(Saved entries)

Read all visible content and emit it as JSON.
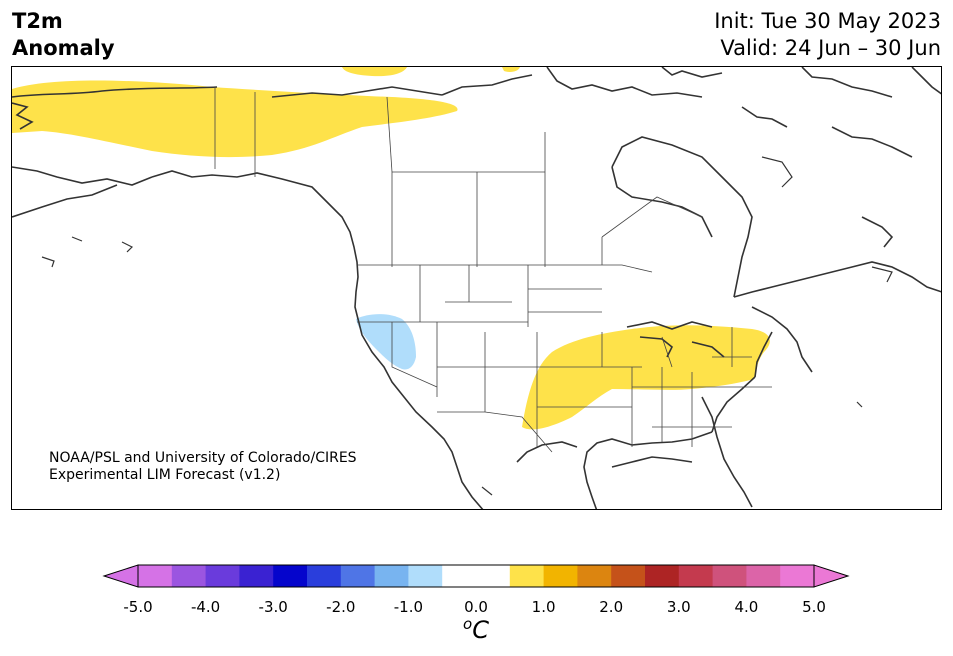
{
  "title": {
    "variable": "T2m",
    "subtitle": "Anomaly",
    "init": "Init: Tue 30 May 2023",
    "valid": "Valid: 24 Jun – 30 Jun"
  },
  "credit": {
    "line1": "NOAA/PSL and University of Colorado/CIRES",
    "line2": "Experimental LIM Forecast (v1.2)"
  },
  "colorbar": {
    "unit_base": "C",
    "unit_sup": "o",
    "ticks": [
      "-5.0",
      "-4.0",
      "-3.0",
      "-2.0",
      "-1.0",
      "0.0",
      "1.0",
      "2.0",
      "3.0",
      "4.0",
      "5.0"
    ],
    "colors": [
      "#d572e6",
      "#9b55e0",
      "#6a3bdc",
      "#3a22d2",
      "#0505cc",
      "#2a3edc",
      "#4f75e6",
      "#78b4f0",
      "#b0ddfb",
      "#ffffff",
      "#ffffff",
      "#fee24a",
      "#f2b400",
      "#dc8510",
      "#c5521a",
      "#ad2424",
      "#c43a4e",
      "#cf527c",
      "#dc64a8",
      "#eb78d5"
    ],
    "under_color": "#d572e6",
    "over_color": "#eb78d5"
  },
  "map": {
    "region": "North America",
    "anomaly_regions": [
      {
        "name": "northern-canada-warm",
        "level": "0.5 to 1.0",
        "color": "#fee24a"
      },
      {
        "name": "central-east-us-warm",
        "level": "0.5 to 1.0",
        "color": "#fee24a"
      },
      {
        "name": "great-basin-cool",
        "level": "-1.0 to -0.5",
        "color": "#b0ddfb"
      }
    ]
  }
}
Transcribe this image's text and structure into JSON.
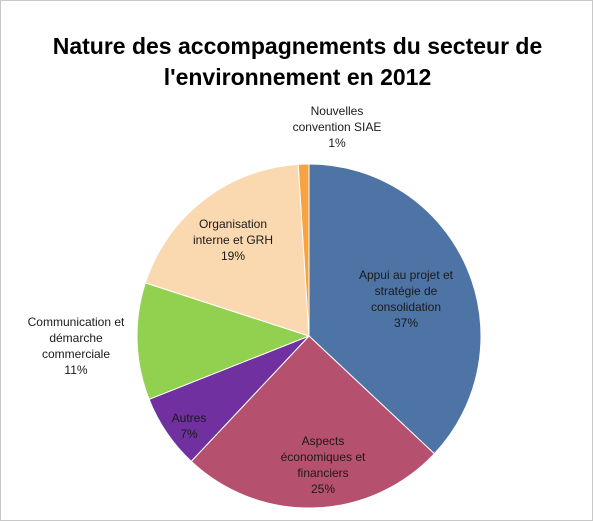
{
  "chart_data": {
    "type": "pie",
    "title": "Nature des accompagnements du secteur de l'environnement en 2012",
    "categories": [
      "Appui au projet et stratégie de consolidation",
      "Aspects économiques et financiers",
      "Autres",
      "Communication et démarche commerciale",
      "Organisation interne et GRH",
      "Nouvelles convention SIAE"
    ],
    "values": [
      37,
      25,
      7,
      11,
      19,
      1
    ],
    "value_labels": [
      "37%",
      "25%",
      "7%",
      "11%",
      "19%",
      "1%"
    ],
    "colors": [
      "#4e74a5",
      "#b6506f",
      "#7030a0",
      "#92d050",
      "#fad8b0",
      "#f6a443"
    ]
  }
}
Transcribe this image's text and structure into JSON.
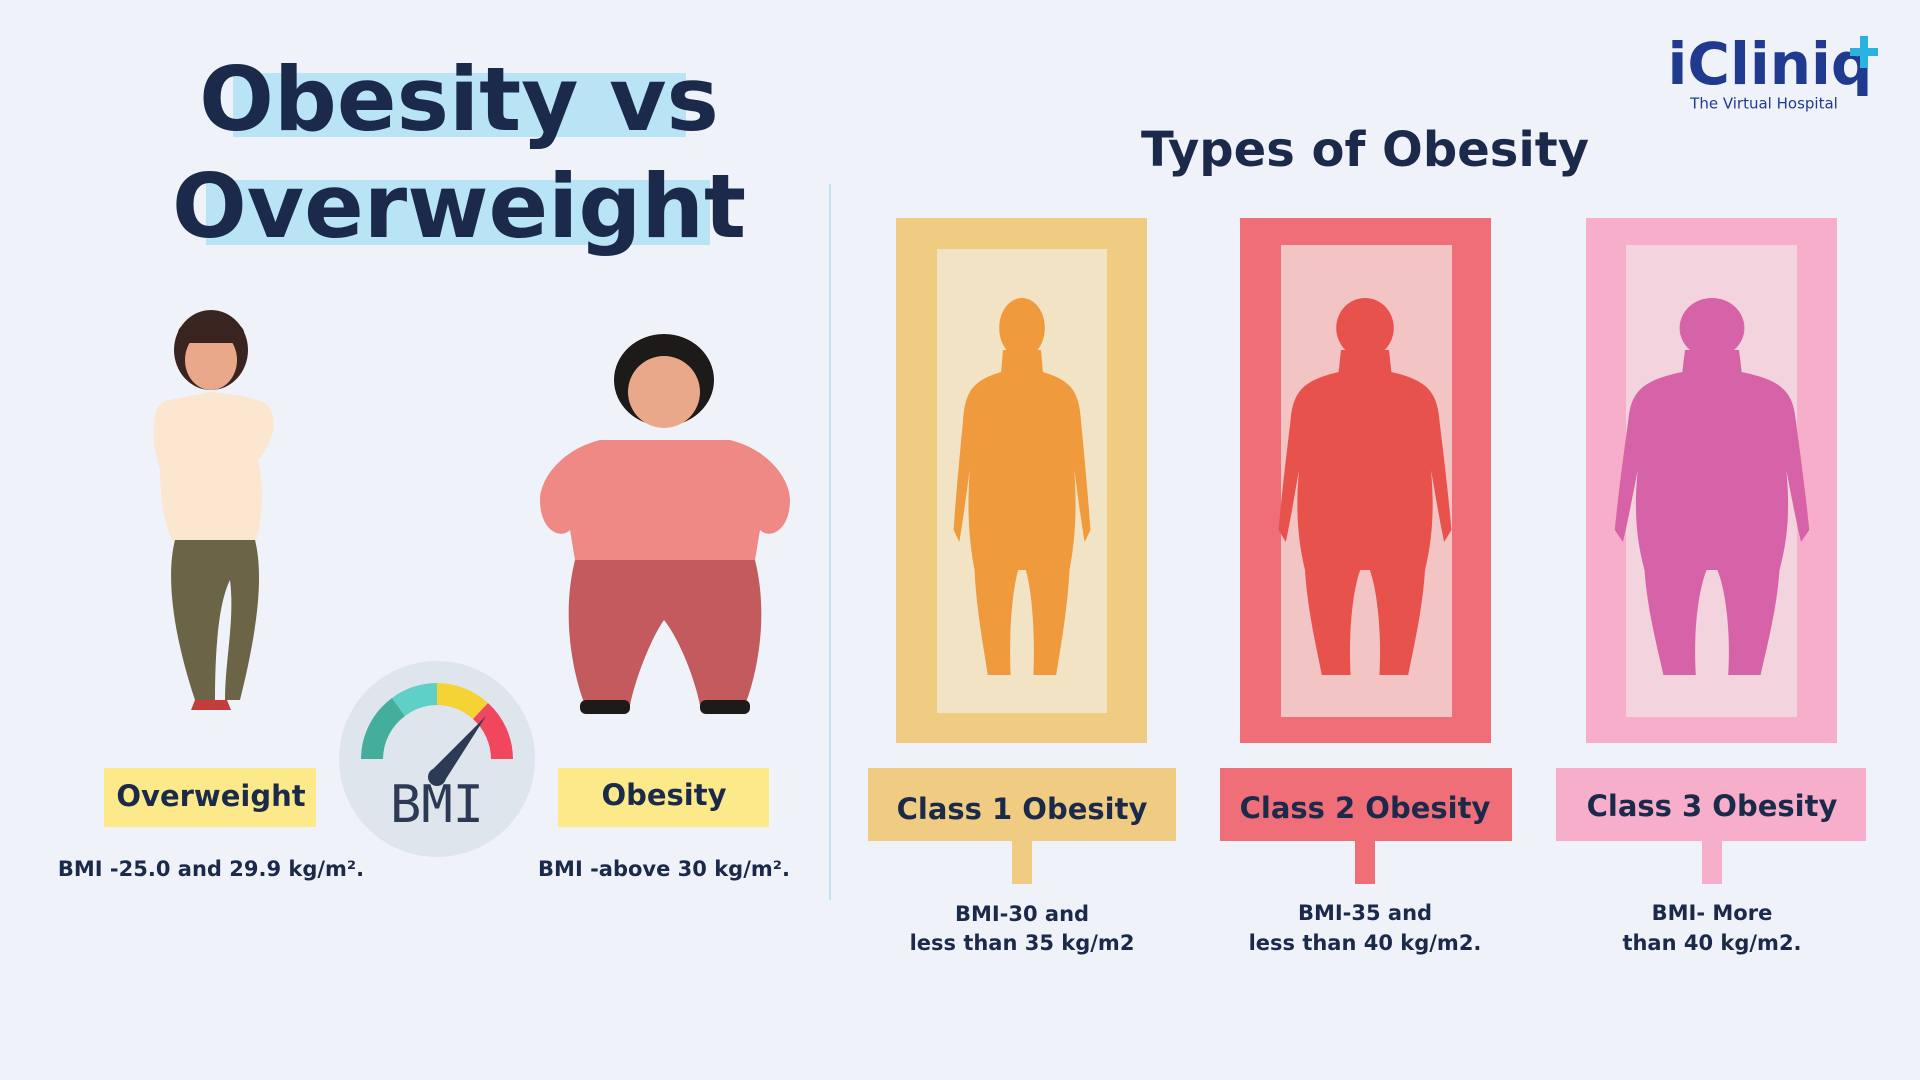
{
  "title": [
    "Obesity vs",
    "Overweight"
  ],
  "logo": {
    "name": "iCliniq",
    "tagline": "The Virtual Hospital"
  },
  "comparison": [
    {
      "label": "Overweight",
      "description": "BMI -25.0 and 29.9 kg/m²."
    },
    {
      "label": "Obesity",
      "description": "BMI -above 30 kg/m²."
    }
  ],
  "gauge_label": "BMI",
  "types_heading": "Types of Obesity",
  "classes": [
    {
      "name": "Class 1 Obesity",
      "description": [
        "BMI-30 and",
        "less than 35 kg/m2"
      ]
    },
    {
      "name": "Class 2 Obesity",
      "description": [
        "BMI-35 and",
        "less than 40 kg/m2."
      ]
    },
    {
      "name": "Class 3 Obesity",
      "description": [
        "BMI- More",
        "than 40 kg/m2."
      ]
    }
  ]
}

> What to do
Could you reproduce every record above exactly, leaving out the pictures?

> In response
Read all visible content and emit it as JSON.
{
  "title": {
    "variable": "T2m",
    "subtitle": "Anomaly",
    "init": "Init: Tue 30 May 2023",
    "valid": "Valid: 24 Jun – 30 Jun"
  },
  "credit": {
    "line1": "NOAA/PSL and University of Colorado/CIRES",
    "line2": "Experimental LIM Forecast (v1.2)"
  },
  "colorbar": {
    "unit_base": "C",
    "unit_sup": "o",
    "ticks": [
      "-5.0",
      "-4.0",
      "-3.0",
      "-2.0",
      "-1.0",
      "0.0",
      "1.0",
      "2.0",
      "3.0",
      "4.0",
      "5.0"
    ],
    "colors": [
      "#d572e6",
      "#9b55e0",
      "#6a3bdc",
      "#3a22d2",
      "#0505cc",
      "#2a3edc",
      "#4f75e6",
      "#78b4f0",
      "#b0ddfb",
      "#ffffff",
      "#ffffff",
      "#fee24a",
      "#f2b400",
      "#dc8510",
      "#c5521a",
      "#ad2424",
      "#c43a4e",
      "#cf527c",
      "#dc64a8",
      "#eb78d5"
    ],
    "under_color": "#d572e6",
    "over_color": "#eb78d5"
  },
  "map": {
    "region": "North America",
    "anomaly_regions": [
      {
        "name": "northern-canada-warm",
        "level": "0.5 to 1.0",
        "color": "#fee24a"
      },
      {
        "name": "central-east-us-warm",
        "level": "0.5 to 1.0",
        "color": "#fee24a"
      },
      {
        "name": "great-basin-cool",
        "level": "-1.0 to -0.5",
        "color": "#b0ddfb"
      }
    ]
  }
}
Transcribe this image's text and structure into JSON.
{
  "chart_data": {
    "type": "pie",
    "title": "Nature des accompagnements du secteur de l'environnement en 2012",
    "categories": [
      "Appui au projet et stratégie de consolidation",
      "Aspects économiques et financiers",
      "Autres",
      "Communication et démarche commerciale",
      "Organisation interne et GRH",
      "Nouvelles convention SIAE"
    ],
    "values": [
      37,
      25,
      7,
      11,
      19,
      1
    ],
    "value_labels": [
      "37%",
      "25%",
      "7%",
      "11%",
      "19%",
      "1%"
    ],
    "colors": [
      "#4e74a5",
      "#b6506f",
      "#7030a0",
      "#92d050",
      "#fad8b0",
      "#f6a443"
    ]
  }
}
Transcribe this image's text and structure into JSON.
{
  "title": [
    "Obesity vs",
    "Overweight"
  ],
  "logo": {
    "name": "iCliniq",
    "tagline": "The Virtual Hospital"
  },
  "comparison": [
    {
      "label": "Overweight",
      "description": "BMI -25.0 and 29.9 kg/m²."
    },
    {
      "label": "Obesity",
      "description": "BMI -above 30 kg/m²."
    }
  ],
  "gauge_label": "BMI",
  "types_heading": "Types of Obesity",
  "classes": [
    {
      "name": "Class 1 Obesity",
      "description": [
        "BMI-30 and",
        "less than 35 kg/m2"
      ]
    },
    {
      "name": "Class 2 Obesity",
      "description": [
        "BMI-35 and",
        "less than 40 kg/m2."
      ]
    },
    {
      "name": "Class 3 Obesity",
      "description": [
        "BMI- More",
        "than 40 kg/m2."
      ]
    }
  ]
}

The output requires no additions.